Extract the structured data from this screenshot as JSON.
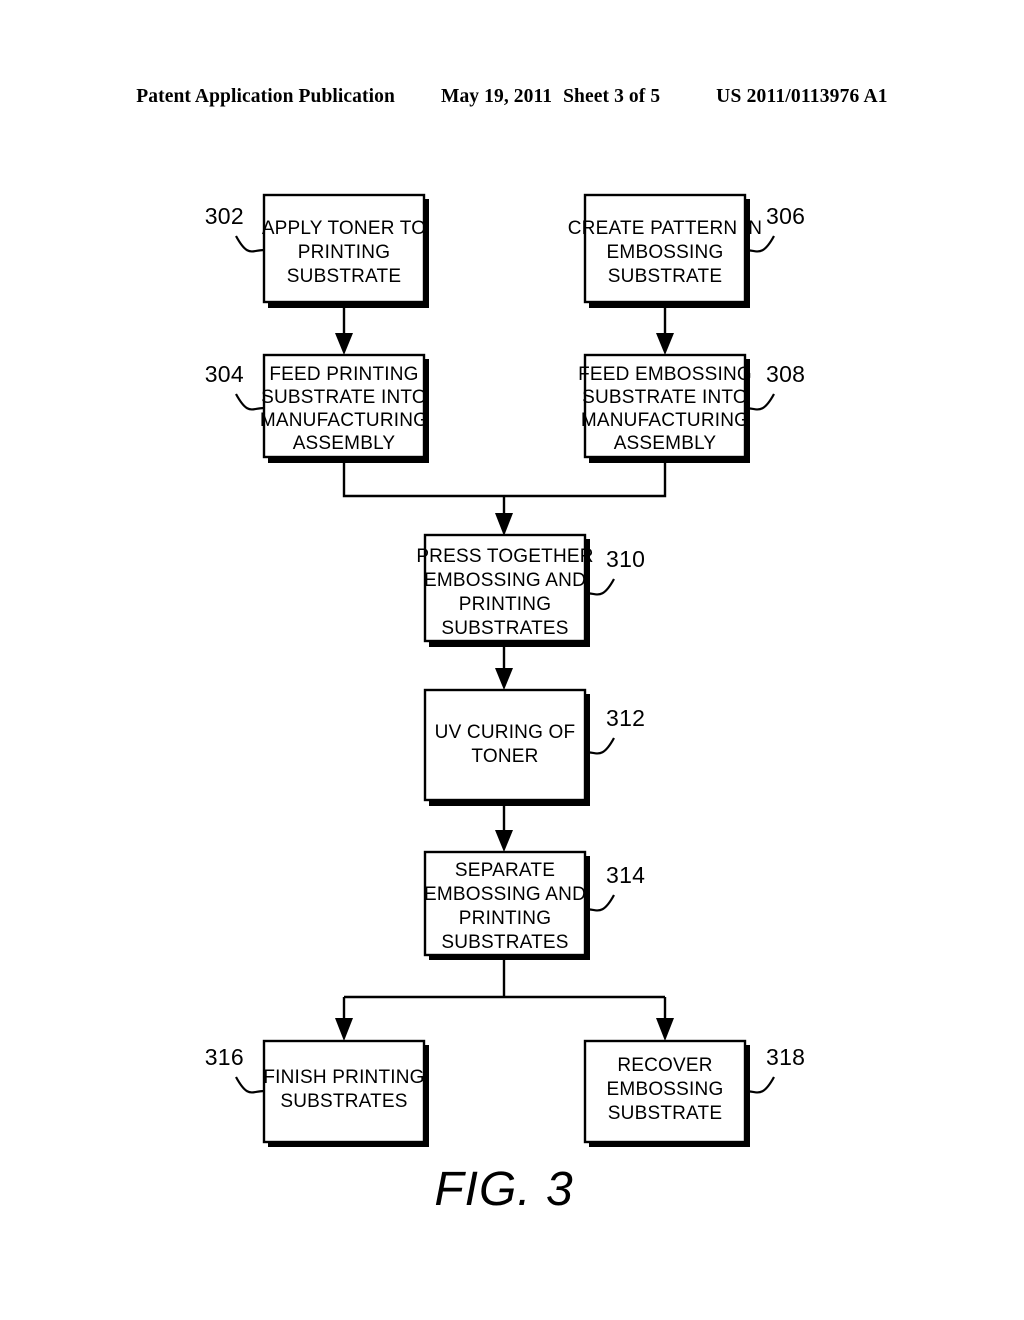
{
  "header": {
    "publication": "Patent Application Publication",
    "date": "May 19, 2011",
    "sheet": "Sheet 3 of 5",
    "patent_number": "US 2011/0113976 A1"
  },
  "figure": {
    "caption": "FIG. 3",
    "type": "flowchart",
    "nodes": [
      {
        "ref": "302",
        "lines": [
          "APPLY TONER TO",
          "PRINTING",
          "SUBSTRATE"
        ],
        "ref_side": "left"
      },
      {
        "ref": "306",
        "lines": [
          "CREATE PATTERN IN",
          "EMBOSSING",
          "SUBSTRATE"
        ],
        "ref_side": "right"
      },
      {
        "ref": "304",
        "lines": [
          "FEED PRINTING",
          "SUBSTRATE INTO",
          "MANUFACTURING",
          "ASSEMBLY"
        ],
        "ref_side": "left"
      },
      {
        "ref": "308",
        "lines": [
          "FEED EMBOSSING",
          "SUBSTRATE INTO",
          "MANUFACTURING",
          "ASSEMBLY"
        ],
        "ref_side": "right"
      },
      {
        "ref": "310",
        "lines": [
          "PRESS TOGETHER",
          "EMBOSSING AND",
          "PRINTING",
          "SUBSTRATES"
        ],
        "ref_side": "right"
      },
      {
        "ref": "312",
        "lines": [
          "UV CURING OF",
          "TONER"
        ],
        "ref_side": "right"
      },
      {
        "ref": "314",
        "lines": [
          "SEPARATE",
          "EMBOSSING AND",
          "PRINTING",
          "SUBSTRATES"
        ],
        "ref_side": "right"
      },
      {
        "ref": "316",
        "lines": [
          "FINISH PRINTING",
          "SUBSTRATES"
        ],
        "ref_side": "left"
      },
      {
        "ref": "318",
        "lines": [
          "RECOVER",
          "EMBOSSING",
          "SUBSTRATE"
        ],
        "ref_side": "right"
      }
    ],
    "edges": [
      {
        "from": "302",
        "to": "304",
        "kind": "straight"
      },
      {
        "from": "306",
        "to": "308",
        "kind": "straight"
      },
      {
        "from": "304",
        "to": "310",
        "kind": "merge"
      },
      {
        "from": "308",
        "to": "310",
        "kind": "merge"
      },
      {
        "from": "310",
        "to": "312",
        "kind": "straight"
      },
      {
        "from": "312",
        "to": "314",
        "kind": "straight"
      },
      {
        "from": "314",
        "to": "316",
        "kind": "split"
      },
      {
        "from": "314",
        "to": "318",
        "kind": "split"
      }
    ]
  },
  "colors": {
    "ink": "#000000",
    "paper": "#ffffff"
  }
}
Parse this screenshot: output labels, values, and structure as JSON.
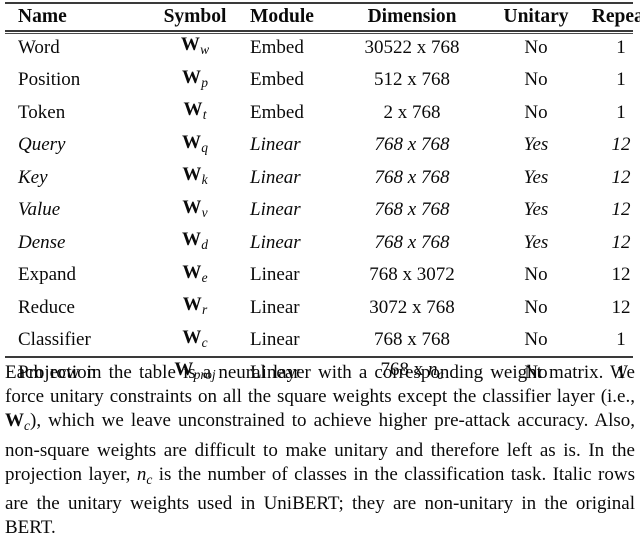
{
  "table": {
    "columns": [
      "Name",
      "Symbol",
      "Module",
      "Dimension",
      "Unitary",
      "Repeat"
    ],
    "rows": [
      {
        "name": "Word",
        "symbol_base": "W",
        "symbol_sub": "w",
        "module": "Embed",
        "dimension": "30522 x 768",
        "unitary": "No",
        "repeat": "1",
        "italic": false
      },
      {
        "name": "Position",
        "symbol_base": "W",
        "symbol_sub": "p",
        "module": "Embed",
        "dimension": "512 x 768",
        "unitary": "No",
        "repeat": "1",
        "italic": false
      },
      {
        "name": "Token",
        "symbol_base": "W",
        "symbol_sub": "t",
        "module": "Embed",
        "dimension": "2 x 768",
        "unitary": "No",
        "repeat": "1",
        "italic": false
      },
      {
        "name": "Query",
        "symbol_base": "W",
        "symbol_sub": "q",
        "module": "Linear",
        "dimension": "768 x 768",
        "unitary": "Yes",
        "repeat": "12",
        "italic": true
      },
      {
        "name": "Key",
        "symbol_base": "W",
        "symbol_sub": "k",
        "module": "Linear",
        "dimension": "768 x 768",
        "unitary": "Yes",
        "repeat": "12",
        "italic": true
      },
      {
        "name": "Value",
        "symbol_base": "W",
        "symbol_sub": "v",
        "module": "Linear",
        "dimension": "768 x 768",
        "unitary": "Yes",
        "repeat": "12",
        "italic": true
      },
      {
        "name": "Dense",
        "symbol_base": "W",
        "symbol_sub": "d",
        "module": "Linear",
        "dimension": "768 x 768",
        "unitary": "Yes",
        "repeat": "12",
        "italic": true
      },
      {
        "name": "Expand",
        "symbol_base": "W",
        "symbol_sub": "e",
        "module": "Linear",
        "dimension": "768 x 3072",
        "unitary": "No",
        "repeat": "12",
        "italic": false
      },
      {
        "name": "Reduce",
        "symbol_base": "W",
        "symbol_sub": "r",
        "module": "Linear",
        "dimension": "3072 x 768",
        "unitary": "No",
        "repeat": "12",
        "italic": false
      },
      {
        "name": "Classifier",
        "symbol_base": "W",
        "symbol_sub": "c",
        "module": "Linear",
        "dimension": "768 x 768",
        "unitary": "No",
        "repeat": "1",
        "italic": false
      },
      {
        "name": "Projection",
        "symbol_base": "W",
        "symbol_sub": "proj",
        "module": "Linear",
        "dimension_prefix": "768 x ",
        "dimension_math_base": "n",
        "dimension_math_sub": "c",
        "dimension": "768 x n_c",
        "unitary": "No",
        "repeat": "1",
        "italic": false
      }
    ]
  },
  "caption": {
    "part1": "Each row in the table is a neural layer with a corresponding weight matrix. We force unitary constraints on all the square weights except the classifier layer (i.e., ",
    "math1_base": "W",
    "math1_sub": "c",
    "part2": "), which we leave unconstrained to achieve higher pre-attack accuracy. Also, non-square weights are difficult to make unitary and therefore left as is. In the projection layer, ",
    "math2_base": "n",
    "math2_sub": "c",
    "part3": " is the number of classes in the classification task. Italic rows are the unitary weights used in UniBERT; they are non-unitary in the original BERT."
  },
  "colors": {
    "text": "#0a0a0a",
    "rule": "#3a3a3a",
    "background": "#ffffff"
  }
}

☆ ☆ ☆ ☆

## What is required
Write out each line of the data that holds the string "layer".

## Written response
    "part1": "Each row in the table is a neural layer with a corresponding weight matrix. We force unitary constraints on all the square weights except the classifier layer (i.e., ",
    "part2": "), which we leave unconstrained to achieve higher pre-attack accuracy. Also, non-square weights are difficult to make unitary and therefore left as is. In the projection layer, ",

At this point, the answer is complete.